* [Material for this exercise]
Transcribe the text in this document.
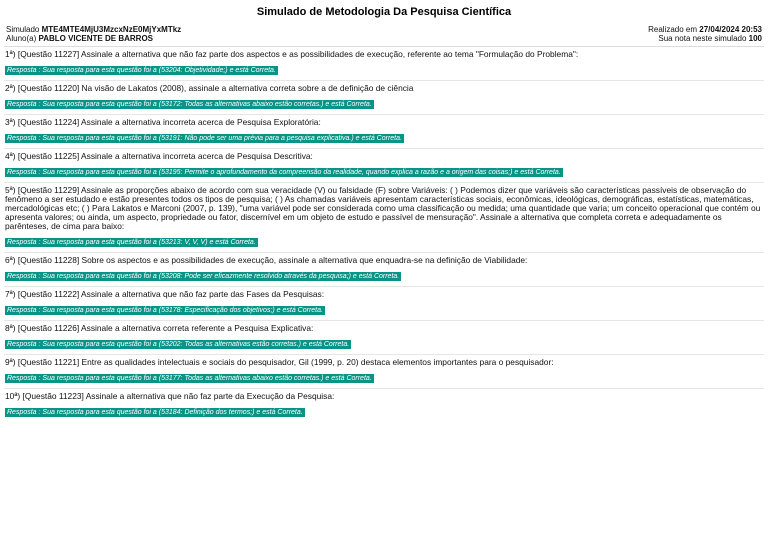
Simulado de Metodologia Da Pesquisa Científica
Simulado MTE4MTE4MjU3MzcxNzE0MjYxMTkz
Aluno(a) PABLO VICENTE DE BARROS
Realizado em 27/04/2024 20:53
Sua nota neste simulado 100
1ª) [Questão 11227] Assinale a alternativa que não faz parte dos aspectos e as possibilidades de execução, referente ao tema "Formulação do Problema":
Resposta : Sua resposta para esta questão foi a (53204: Objetividade;) e está Correta.
2ª) [Questão 11220] Na visão de Lakatos (2008), assinale a alternativa correta sobre a de definição de ciência
Resposta : Sua resposta para esta questão foi a (53172: Todas as alternativas abaixo estão corretas.) e está Correta.
3ª) [Questão 11224] Assinale a alternativa incorreta acerca de Pesquisa Exploratória:
Resposta : Sua resposta para esta questão foi a (53191: Não pode ser uma prévia para a pesquisa explicativa.) e está Correta.
4ª) [Questão 11225] Assinale a alternativa incorreta acerca de Pesquisa Descritiva:
Resposta : Sua resposta para esta questão foi a (53195: Permite o aprofundamento da compreensão da realidade, quando explica a razão e a origem das coisas;) e está Correta.
5ª) [Questão 11229] Assinale as proporções abaixo de acordo com sua veracidade (V) ou falsidade (F) sobre Variáveis: ( ) Podemos dizer que variáveis são características passíveis de observação do fenômeno a ser estudado e estão presentes todos os tipos de pesquisa; ( ) As chamadas variáveis apresentam características sociais, econômicas, ideológicas, demográficas, estatísticas, matemáticas, mercadológicas etc; ( ) Para Lakatos e Marconi (2007, p. 139), "uma variável pode ser considerada como uma classificação ou medida; uma quantidade que varia; um conceito operacional que contém ou apresenta valores; ou ainda, um aspecto, propriedade ou fator, discernível em um objeto de estudo e passível de mensuração". Assinale a alternativa que completa correta e adequadamente os parênteses, de cima para baixo:
Resposta : Sua resposta para esta questão foi a (53213: V, V, V) e está Correta.
6ª) [Questão 11228] Sobre os aspectos e as possibilidades de execução, assinale a alternativa que enquadra-se na definição de Viabilidade:
Resposta : Sua resposta para esta questão foi a (53208: Pode ser eficazmente resolvido através da pesquisa;) e está Correta.
7ª) [Questão 11222] Assinale a alternativa que não faz parte das Fases da Pesquisas:
Resposta : Sua resposta para esta questão foi a (53178: Especificação dos objetivos;) e está Correta.
8ª) [Questão 11226] Assinale a alternativa correta referente a Pesquisa Explicativa:
Resposta : Sua resposta para esta questão foi a (53202: Todas as alternativas estão corretas.) e está Correta.
9ª) [Questão 11221] Entre as qualidades intelectuais e sociais do pesquisador, Gil (1999, p. 20) destaca elementos importantes para o pesquisador:
Resposta : Sua resposta para esta questão foi a (53177: Todas as alternativas abaixo estão corretas.) e está Correta.
10ª) [Questão 11223] Assinale a alternativa que não faz parte da Execução da Pesquisa:
Resposta : Sua resposta para esta questão foi a (53184: Definição dos termos;) e está Correta.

* [What you will do] Repeat every record precisely. Any picture among them stays out of the copy.

* [Result]
Transcribe the text in this document.
Simulado de Metodologia Da Pesquisa Científica
Simulado MTE4MTE4MjU3MzcxNzE0MjYxMTkz
Aluno(a) PABLO VICENTE DE BARROS
Realizado em 27/04/2024 20:53
Sua nota neste simulado 100
1ª) [Questão 11227] Assinale a alternativa que não faz parte dos aspectos e as possibilidades de execução, referente ao tema "Formulação do Problema":
Resposta : Sua resposta para esta questão foi a (53204: Objetividade;) e está Correta.
2ª) [Questão 11220] Na visão de Lakatos (2008), assinale a alternativa correta sobre a de definição de ciência
Resposta : Sua resposta para esta questão foi a (53172: Todas as alternativas abaixo estão corretas.) e está Correta.
3ª) [Questão 11224] Assinale a alternativa incorreta acerca de Pesquisa Exploratória:
Resposta : Sua resposta para esta questão foi a (53191: Não pode ser uma prévia para a pesquisa explicativa.) e está Correta.
4ª) [Questão 11225] Assinale a alternativa incorreta acerca de Pesquisa Descritiva:
Resposta : Sua resposta para esta questão foi a (53195: Permite o aprofundamento da compreensão da realidade, quando explica a razão e a origem das coisas;) e está Correta.
5ª) [Questão 11229] Assinale as proporções abaixo de acordo com sua veracidade (V) ou falsidade (F) sobre Variáveis: ( ) Podemos dizer que variáveis são características passíveis de observação do fenômeno a ser estudado e estão presentes todos os tipos de pesquisa; ( ) As chamadas variáveis apresentam características sociais, econômicas, ideológicas, demográficas, estatísticas, matemáticas, mercadológicas etc; ( ) Para Lakatos e Marconi (2007, p. 139), "uma variável pode ser considerada como uma classificação ou medida; uma quantidade que varia; um conceito operacional que contém ou apresenta valores; ou ainda, um aspecto, propriedade ou fator, discernível em um objeto de estudo e passível de mensuração". Assinale a alternativa que completa correta e adequadamente os parênteses, de cima para baixo:
Resposta : Sua resposta para esta questão foi a (53213: V, V, V) e está Correta.
6ª) [Questão 11228] Sobre os aspectos e as possibilidades de execução, assinale a alternativa que enquadra-se na definição de Viabilidade:
Resposta : Sua resposta para esta questão foi a (53208: Pode ser eficazmente resolvido através da pesquisa;) e está Correta.
7ª) [Questão 11222] Assinale a alternativa que não faz parte das Fases da Pesquisas:
Resposta : Sua resposta para esta questão foi a (53178: Especificação dos objetivos;) e está Correta.
8ª) [Questão 11226] Assinale a alternativa correta referente a Pesquisa Explicativa:
Resposta : Sua resposta para esta questão foi a (53202: Todas as alternativas estão corretas.) e está Correta.
9ª) [Questão 11221] Entre as qualidades intelectuais e sociais do pesquisador, Gil (1999, p. 20) destaca elementos importantes para o pesquisador:
Resposta : Sua resposta para esta questão foi a (53177: Todas as alternativas abaixo estão corretas.) e está Correta.
10ª) [Questão 11223] Assinale a alternativa que não faz parte da Execução da Pesquisa:
Resposta : Sua resposta para esta questão foi a (53184: Definição dos termos;) e está Correta.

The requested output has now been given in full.